§ RECORDS FOR PROCESSING:
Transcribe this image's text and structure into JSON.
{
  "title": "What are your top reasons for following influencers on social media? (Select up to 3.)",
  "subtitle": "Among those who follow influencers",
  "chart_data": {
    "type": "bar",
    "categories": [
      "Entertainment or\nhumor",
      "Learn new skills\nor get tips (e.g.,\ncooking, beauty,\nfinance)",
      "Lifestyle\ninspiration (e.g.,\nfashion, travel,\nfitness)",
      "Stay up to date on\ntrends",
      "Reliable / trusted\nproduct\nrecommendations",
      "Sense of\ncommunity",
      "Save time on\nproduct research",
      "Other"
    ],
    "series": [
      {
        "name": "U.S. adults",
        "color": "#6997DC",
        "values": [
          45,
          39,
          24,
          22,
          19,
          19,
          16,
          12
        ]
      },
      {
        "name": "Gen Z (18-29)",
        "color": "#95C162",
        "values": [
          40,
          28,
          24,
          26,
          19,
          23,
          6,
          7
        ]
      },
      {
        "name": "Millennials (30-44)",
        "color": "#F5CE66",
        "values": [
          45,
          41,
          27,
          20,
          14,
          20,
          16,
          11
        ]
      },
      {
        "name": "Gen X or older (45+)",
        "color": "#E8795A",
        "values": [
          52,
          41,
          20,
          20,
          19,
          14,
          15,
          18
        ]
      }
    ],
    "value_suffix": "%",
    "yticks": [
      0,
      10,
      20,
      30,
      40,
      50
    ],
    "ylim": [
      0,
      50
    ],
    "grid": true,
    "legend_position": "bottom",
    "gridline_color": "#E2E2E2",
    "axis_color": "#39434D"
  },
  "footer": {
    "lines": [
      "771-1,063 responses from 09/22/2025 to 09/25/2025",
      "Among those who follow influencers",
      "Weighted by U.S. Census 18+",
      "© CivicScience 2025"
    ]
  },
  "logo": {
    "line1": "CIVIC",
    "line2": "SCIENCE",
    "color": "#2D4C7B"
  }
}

§ OBJECTIVE: Read through the entries and copy each line in which "Among" appears.

§ RESPONSE TO THE TASK:
  "subtitle": "Among those who follow influencers",
      "Among those who follow influencers",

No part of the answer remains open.